═══ EXTRACTED DATA ═══

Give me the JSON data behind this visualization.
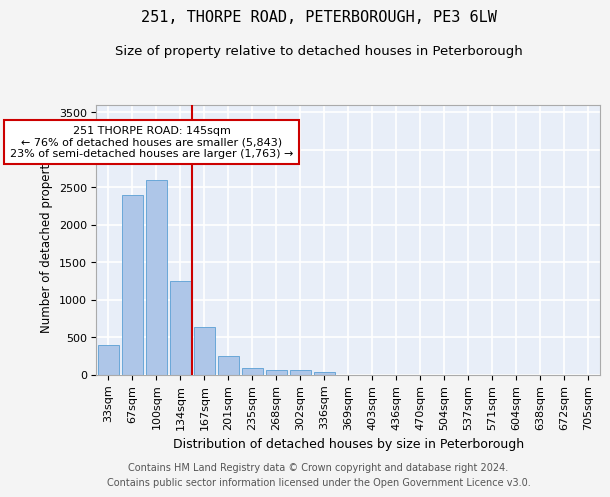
{
  "title1": "251, THORPE ROAD, PETERBOROUGH, PE3 6LW",
  "title2": "Size of property relative to detached houses in Peterborough",
  "xlabel": "Distribution of detached houses by size in Peterborough",
  "ylabel": "Number of detached properties",
  "footer1": "Contains HM Land Registry data © Crown copyright and database right 2024.",
  "footer2": "Contains public sector information licensed under the Open Government Licence v3.0.",
  "categories": [
    "33sqm",
    "67sqm",
    "100sqm",
    "134sqm",
    "167sqm",
    "201sqm",
    "235sqm",
    "268sqm",
    "302sqm",
    "336sqm",
    "369sqm",
    "403sqm",
    "436sqm",
    "470sqm",
    "504sqm",
    "537sqm",
    "571sqm",
    "604sqm",
    "638sqm",
    "672sqm",
    "705sqm"
  ],
  "values": [
    390,
    2400,
    2600,
    1250,
    640,
    250,
    90,
    60,
    55,
    40,
    0,
    0,
    0,
    0,
    0,
    0,
    0,
    0,
    0,
    0,
    0
  ],
  "bar_color": "#aec6e8",
  "bar_edge_color": "#5a9fd4",
  "annotation_text": "251 THORPE ROAD: 145sqm\n← 76% of detached houses are smaller (5,843)\n23% of semi-detached houses are larger (1,763) →",
  "vline_x": 3.5,
  "vline_color": "#cc0000",
  "annotation_box_edge": "#cc0000",
  "ylim": [
    0,
    3600
  ],
  "yticks": [
    0,
    500,
    1000,
    1500,
    2000,
    2500,
    3000,
    3500
  ],
  "background_color": "#e8eef8",
  "grid_color": "#ffffff",
  "fig_background": "#f4f4f4",
  "title1_fontsize": 11,
  "title2_fontsize": 9.5,
  "xlabel_fontsize": 9,
  "ylabel_fontsize": 8.5,
  "tick_fontsize": 8,
  "annotation_fontsize": 8,
  "footer_fontsize": 7
}
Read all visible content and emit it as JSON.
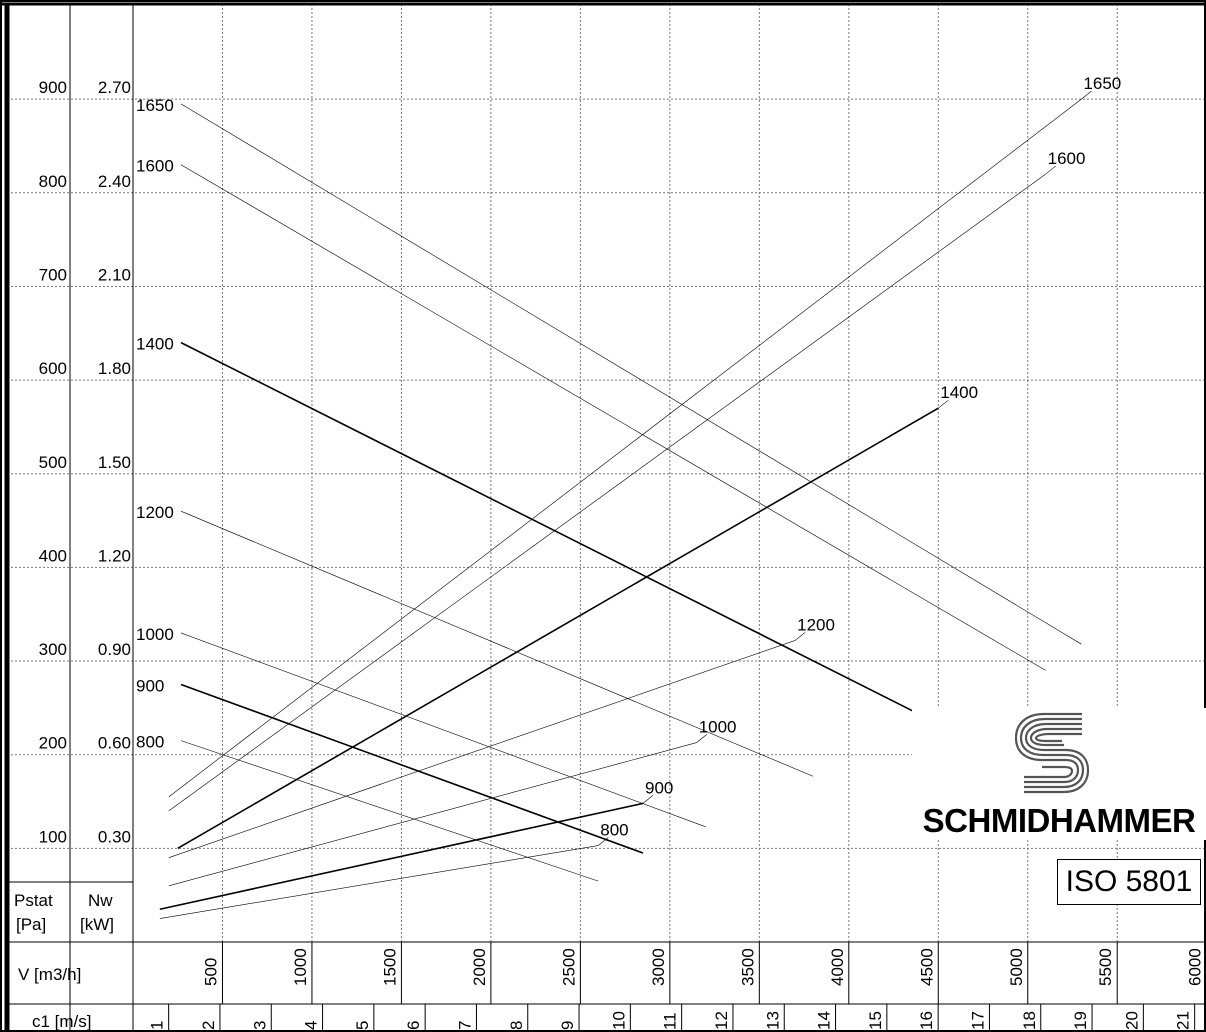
{
  "brand": {
    "name": "SCHMIDHAMMER",
    "standard": "ISO 5801",
    "logo_icon": "schmidhammer-s-logo-icon"
  },
  "axes": {
    "pstat_label": [
      "Pstat",
      "[Pa]"
    ],
    "nw_label": [
      "Nw",
      "[kW]"
    ],
    "v_label": "V [m3/h]",
    "c1_label": "c1 [m/s]"
  },
  "chart_data": {
    "type": "line",
    "x_axis": {
      "label": "V [m3/h]",
      "range": [
        0,
        6000
      ],
      "ticks": [
        500,
        1000,
        1500,
        2000,
        2500,
        3000,
        3500,
        4000,
        4500,
        5000,
        5500,
        6000
      ]
    },
    "x2_axis": {
      "label": "c1 [m/s]",
      "ticks": [
        1,
        2,
        3,
        4,
        5,
        6,
        7,
        8,
        9,
        10,
        11,
        12,
        13,
        14,
        15,
        16,
        17,
        18,
        19,
        20,
        21
      ]
    },
    "y_axis": {
      "label": "Pstat [Pa]",
      "range": [
        0,
        950
      ],
      "ticks": [
        100,
        200,
        300,
        400,
        500,
        600,
        700,
        800,
        900
      ]
    },
    "y2_axis": {
      "label": "Nw [kW]",
      "ticks": [
        "0.30",
        "0.60",
        "0.90",
        "1.20",
        "1.50",
        "1.80",
        "2.10",
        "2.40",
        "2.70"
      ]
    },
    "grid": true,
    "pressure_curves": [
      {
        "name": "800",
        "points": [
          [
            0,
            215
          ],
          [
            2600,
            65
          ]
        ]
      },
      {
        "name": "900",
        "points": [
          [
            0,
            275
          ],
          [
            2850,
            95
          ]
        ]
      },
      {
        "name": "1000",
        "points": [
          [
            0,
            330
          ],
          [
            3200,
            123
          ]
        ]
      },
      {
        "name": "1200",
        "points": [
          [
            0,
            460
          ],
          [
            3800,
            177
          ]
        ]
      },
      {
        "name": "1400",
        "points": [
          [
            0,
            640
          ],
          [
            4500,
            233
          ]
        ]
      },
      {
        "name": "1600",
        "points": [
          [
            0,
            830
          ],
          [
            5100,
            290
          ]
        ]
      },
      {
        "name": "1650",
        "points": [
          [
            0,
            895
          ],
          [
            5300,
            318
          ]
        ]
      }
    ],
    "power_curves": [
      {
        "name": "800",
        "points": [
          [
            150,
            25
          ],
          [
            2600,
            103
          ]
        ]
      },
      {
        "name": "900",
        "points": [
          [
            150,
            35
          ],
          [
            2850,
            148
          ]
        ]
      },
      {
        "name": "1000",
        "points": [
          [
            200,
            60
          ],
          [
            3150,
            213
          ]
        ]
      },
      {
        "name": "1200",
        "points": [
          [
            200,
            90
          ],
          [
            3700,
            322
          ]
        ]
      },
      {
        "name": "1400",
        "points": [
          [
            250,
            100
          ],
          [
            4500,
            570
          ]
        ]
      },
      {
        "name": "1600",
        "points": [
          [
            200,
            140
          ],
          [
            5100,
            820
          ]
        ]
      },
      {
        "name": "1650",
        "points": [
          [
            200,
            155
          ],
          [
            5300,
            900
          ]
        ]
      }
    ]
  }
}
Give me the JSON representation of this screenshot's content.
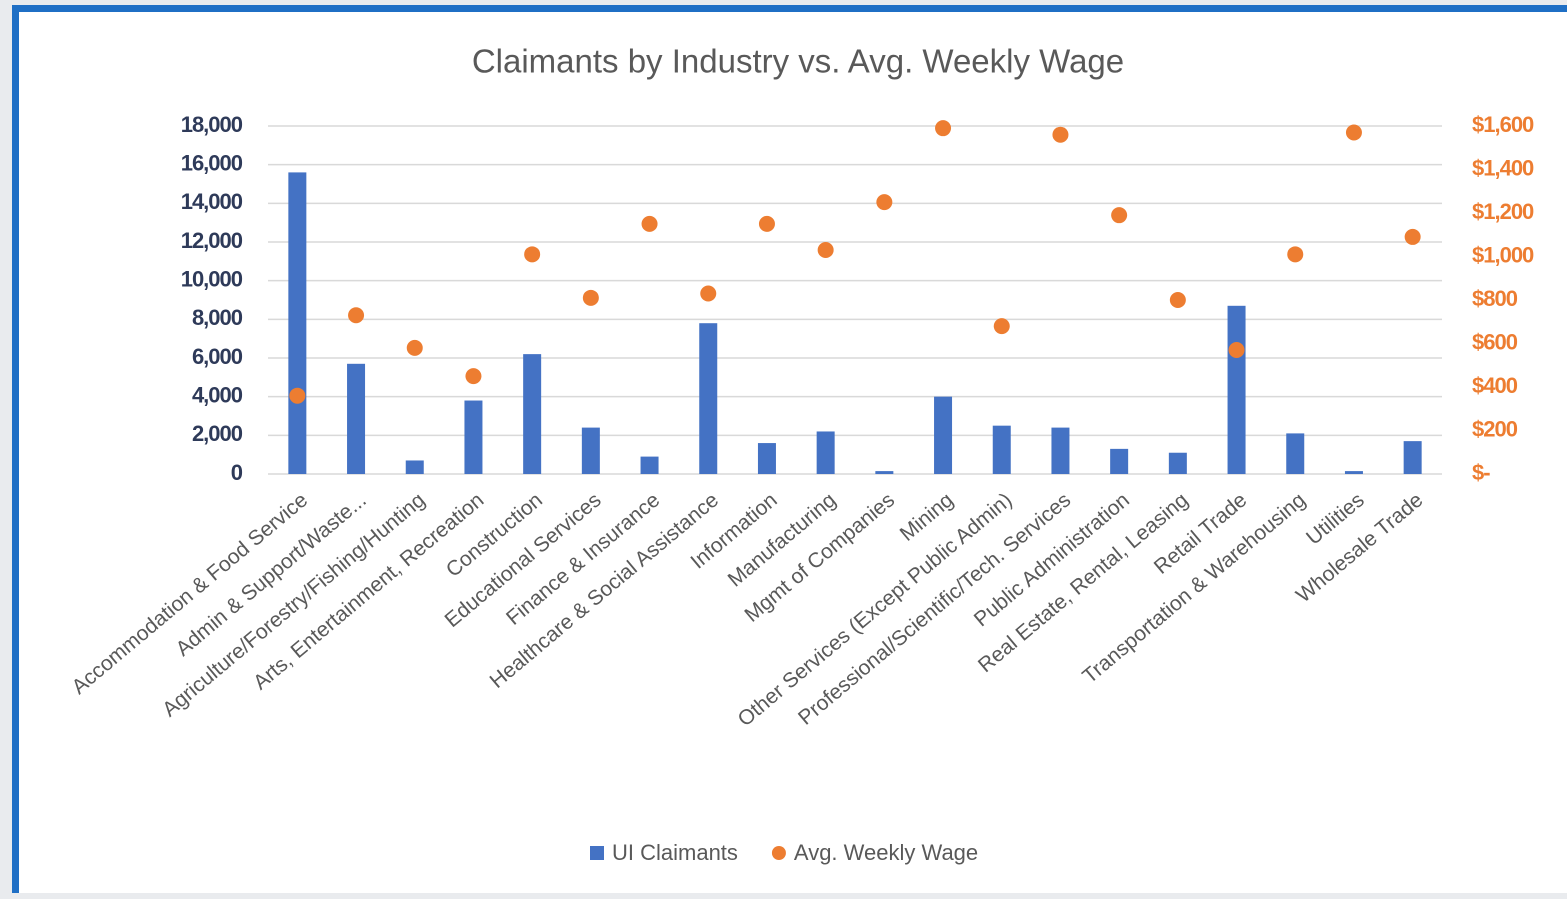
{
  "chart_data": {
    "type": "bar",
    "title": "Claimants by Industry vs. Avg. Weekly Wage",
    "categories": [
      "Accommodation & Food Service",
      "Admin & Support/Waste...",
      "Agriculture/Forestry/Fishing/Hunting",
      "Arts, Entertainment, Recreation",
      "Construction",
      "Educational Services",
      "Finance & Insurance",
      "Healthcare & Social Assistance",
      "Information",
      "Manufacturing",
      "Mgmt of Companies",
      "Mining",
      "Other Services (Except Public Admin)",
      "Professional/Scientific/Tech. Services",
      "Public Administration",
      "Real Estate, Rental, Leasing",
      "Retail Trade",
      "Transportation & Warehousing",
      "Utilities",
      "Wholesale Trade"
    ],
    "series": [
      {
        "name": "UI Claimants",
        "type": "bar",
        "color": "#4472c4",
        "values": [
          15600,
          5700,
          700,
          3800,
          6200,
          2400,
          900,
          7800,
          1600,
          2200,
          150,
          4000,
          2500,
          2400,
          1300,
          1100,
          8700,
          2100,
          150,
          1700
        ]
      },
      {
        "name": "Avg. Weekly Wage",
        "type": "scatter",
        "axis": "y2",
        "color": "#ed7d31",
        "values": [
          360,
          730,
          580,
          450,
          1010,
          810,
          1150,
          830,
          1150,
          1030,
          1250,
          1590,
          680,
          1560,
          1190,
          800,
          570,
          1010,
          1570,
          1090
        ]
      }
    ],
    "ylim": [
      0,
      18000
    ],
    "yticks": [
      0,
      {
        "value": 2000,
        "label": "2,000"
      },
      {
        "value": 4000,
        "label": "4,000"
      },
      {
        "value": 6000,
        "label": "6,000"
      },
      {
        "value": 8000,
        "label": "8,000"
      },
      {
        "value": 10000,
        "label": "10,000"
      },
      {
        "value": 12000,
        "label": "12,000"
      },
      {
        "value": 14000,
        "label": "14,000"
      },
      {
        "value": 16000,
        "label": "16,000"
      },
      {
        "value": 18000,
        "label": "18,000"
      }
    ],
    "y2lim": [
      0,
      1600
    ],
    "y2ticks": [
      {
        "value": 0,
        "label": "$-"
      },
      {
        "value": 200,
        "label": "$200"
      },
      {
        "value": 400,
        "label": "$400"
      },
      {
        "value": 600,
        "label": "$600"
      },
      {
        "value": 800,
        "label": "$800"
      },
      {
        "value": 1000,
        "label": "$1,000"
      },
      {
        "value": 1200,
        "label": "$1,200"
      },
      {
        "value": 1400,
        "label": "$1,400"
      },
      {
        "value": 1600,
        "label": "$1,600"
      }
    ],
    "grid": true,
    "legend": "bottom"
  }
}
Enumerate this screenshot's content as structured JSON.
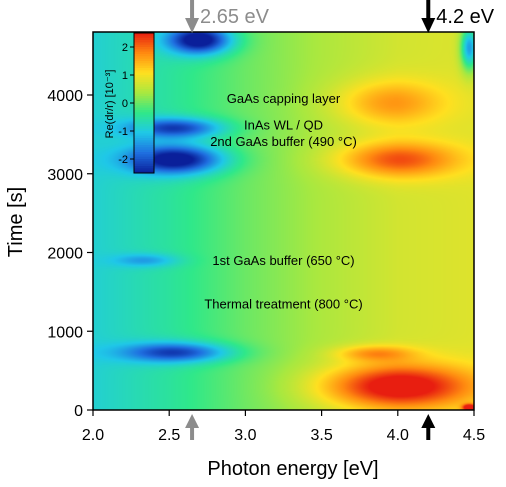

═══

| PROBLEM REQUIREMENTS |
From the data above, pick out each line containing "this" and copy it.

| THE REPLY |
Give me the JSON data behind this visualization.
Give me the JSON representation of this screenshot's content.
Enumerate this screenshot's content as structured JSON.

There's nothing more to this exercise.